WHAT THIS TASK INVOLVES ▸ Copy out the complete listing, word for word.

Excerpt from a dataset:
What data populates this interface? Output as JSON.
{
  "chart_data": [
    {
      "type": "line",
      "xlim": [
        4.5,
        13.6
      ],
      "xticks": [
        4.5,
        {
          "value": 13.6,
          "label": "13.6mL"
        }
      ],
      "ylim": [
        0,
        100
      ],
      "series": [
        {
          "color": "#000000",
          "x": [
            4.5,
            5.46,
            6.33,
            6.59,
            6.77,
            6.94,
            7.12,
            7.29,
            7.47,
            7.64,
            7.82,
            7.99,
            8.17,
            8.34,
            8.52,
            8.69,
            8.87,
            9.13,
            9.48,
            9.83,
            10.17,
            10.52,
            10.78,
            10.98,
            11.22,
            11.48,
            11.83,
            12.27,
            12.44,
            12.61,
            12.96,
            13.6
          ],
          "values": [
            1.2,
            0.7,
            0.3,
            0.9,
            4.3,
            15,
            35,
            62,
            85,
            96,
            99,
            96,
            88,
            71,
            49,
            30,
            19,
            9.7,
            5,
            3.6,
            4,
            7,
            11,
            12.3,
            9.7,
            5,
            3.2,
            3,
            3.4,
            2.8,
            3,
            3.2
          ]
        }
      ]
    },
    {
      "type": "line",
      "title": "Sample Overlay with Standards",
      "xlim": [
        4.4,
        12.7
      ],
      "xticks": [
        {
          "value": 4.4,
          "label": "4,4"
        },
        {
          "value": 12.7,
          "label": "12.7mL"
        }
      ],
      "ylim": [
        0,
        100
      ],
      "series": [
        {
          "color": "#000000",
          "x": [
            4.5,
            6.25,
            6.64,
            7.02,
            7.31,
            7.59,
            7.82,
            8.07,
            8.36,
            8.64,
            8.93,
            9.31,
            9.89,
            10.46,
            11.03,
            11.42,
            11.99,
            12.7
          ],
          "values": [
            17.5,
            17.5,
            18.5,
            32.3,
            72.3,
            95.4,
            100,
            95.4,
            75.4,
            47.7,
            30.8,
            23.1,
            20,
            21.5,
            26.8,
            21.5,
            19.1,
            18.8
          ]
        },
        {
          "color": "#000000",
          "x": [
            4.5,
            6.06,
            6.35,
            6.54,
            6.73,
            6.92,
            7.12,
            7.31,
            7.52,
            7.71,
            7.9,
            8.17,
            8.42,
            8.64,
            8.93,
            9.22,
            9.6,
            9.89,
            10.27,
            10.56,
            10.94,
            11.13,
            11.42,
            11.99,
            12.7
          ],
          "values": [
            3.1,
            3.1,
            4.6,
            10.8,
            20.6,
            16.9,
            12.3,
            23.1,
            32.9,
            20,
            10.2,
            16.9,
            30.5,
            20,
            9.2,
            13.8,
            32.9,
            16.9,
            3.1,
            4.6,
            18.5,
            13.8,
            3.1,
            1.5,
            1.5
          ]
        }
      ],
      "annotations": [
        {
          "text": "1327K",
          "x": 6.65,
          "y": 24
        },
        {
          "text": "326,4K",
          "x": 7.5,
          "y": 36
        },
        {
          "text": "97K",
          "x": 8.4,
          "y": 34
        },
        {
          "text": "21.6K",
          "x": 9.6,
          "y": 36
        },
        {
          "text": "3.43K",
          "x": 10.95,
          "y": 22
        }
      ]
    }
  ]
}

EXERCISE RESULT ▸
What data populates this interface? Output as JSON.
{
  "chart_data": [
    {
      "type": "line",
      "xlim": [
        4.5,
        13.6
      ],
      "xticks": [
        4.5,
        {
          "value": 13.6,
          "label": "13.6mL"
        }
      ],
      "ylim": [
        0,
        100
      ],
      "series": [
        {
          "color": "#000000",
          "x": [
            4.5,
            5.46,
            6.33,
            6.59,
            6.77,
            6.94,
            7.12,
            7.29,
            7.47,
            7.64,
            7.82,
            7.99,
            8.17,
            8.34,
            8.52,
            8.69,
            8.87,
            9.13,
            9.48,
            9.83,
            10.17,
            10.52,
            10.78,
            10.98,
            11.22,
            11.48,
            11.83,
            12.27,
            12.44,
            12.61,
            12.96,
            13.6
          ],
          "values": [
            1.2,
            0.7,
            0.3,
            0.9,
            4.3,
            15,
            35,
            62,
            85,
            96,
            99,
            96,
            88,
            71,
            49,
            30,
            19,
            9.7,
            5,
            3.6,
            4,
            7,
            11,
            12.3,
            9.7,
            5,
            3.2,
            3,
            3.4,
            2.8,
            3,
            3.2
          ]
        }
      ]
    },
    {
      "type": "line",
      "title": "Sample Overlay with Standards",
      "xlim": [
        4.4,
        12.7
      ],
      "xticks": [
        {
          "value": 4.4,
          "label": "4,4"
        },
        {
          "value": 12.7,
          "label": "12.7mL"
        }
      ],
      "ylim": [
        0,
        100
      ],
      "series": [
        {
          "color": "#000000",
          "x": [
            4.5,
            6.25,
            6.64,
            7.02,
            7.31,
            7.59,
            7.82,
            8.07,
            8.36,
            8.64,
            8.93,
            9.31,
            9.89,
            10.46,
            11.03,
            11.42,
            11.99,
            12.7
          ],
          "values": [
            17.5,
            17.5,
            18.5,
            32.3,
            72.3,
            95.4,
            100,
            95.4,
            75.4,
            47.7,
            30.8,
            23.1,
            20,
            21.5,
            26.8,
            21.5,
            19.1,
            18.8
          ]
        },
        {
          "color": "#000000",
          "x": [
            4.5,
            6.06,
            6.35,
            6.54,
            6.73,
            6.92,
            7.12,
            7.31,
            7.52,
            7.71,
            7.9,
            8.17,
            8.42,
            8.64,
            8.93,
            9.22,
            9.6,
            9.89,
            10.27,
            10.56,
            10.94,
            11.13,
            11.42,
            11.99,
            12.7
          ],
          "values": [
            3.1,
            3.1,
            4.6,
            10.8,
            20.6,
            16.9,
            12.3,
            23.1,
            32.9,
            20,
            10.2,
            16.9,
            30.5,
            20,
            9.2,
            13.8,
            32.9,
            16.9,
            3.1,
            4.6,
            18.5,
            13.8,
            3.1,
            1.5,
            1.5
          ]
        }
      ],
      "annotations": [
        {
          "text": "1327K",
          "x": 6.65,
          "y": 24
        },
        {
          "text": "326,4K",
          "x": 7.5,
          "y": 36
        },
        {
          "text": "97K",
          "x": 8.4,
          "y": 34
        },
        {
          "text": "21.6K",
          "x": 9.6,
          "y": 36
        },
        {
          "text": "3.43K",
          "x": 10.95,
          "y": 22
        }
      ]
    }
  ]
}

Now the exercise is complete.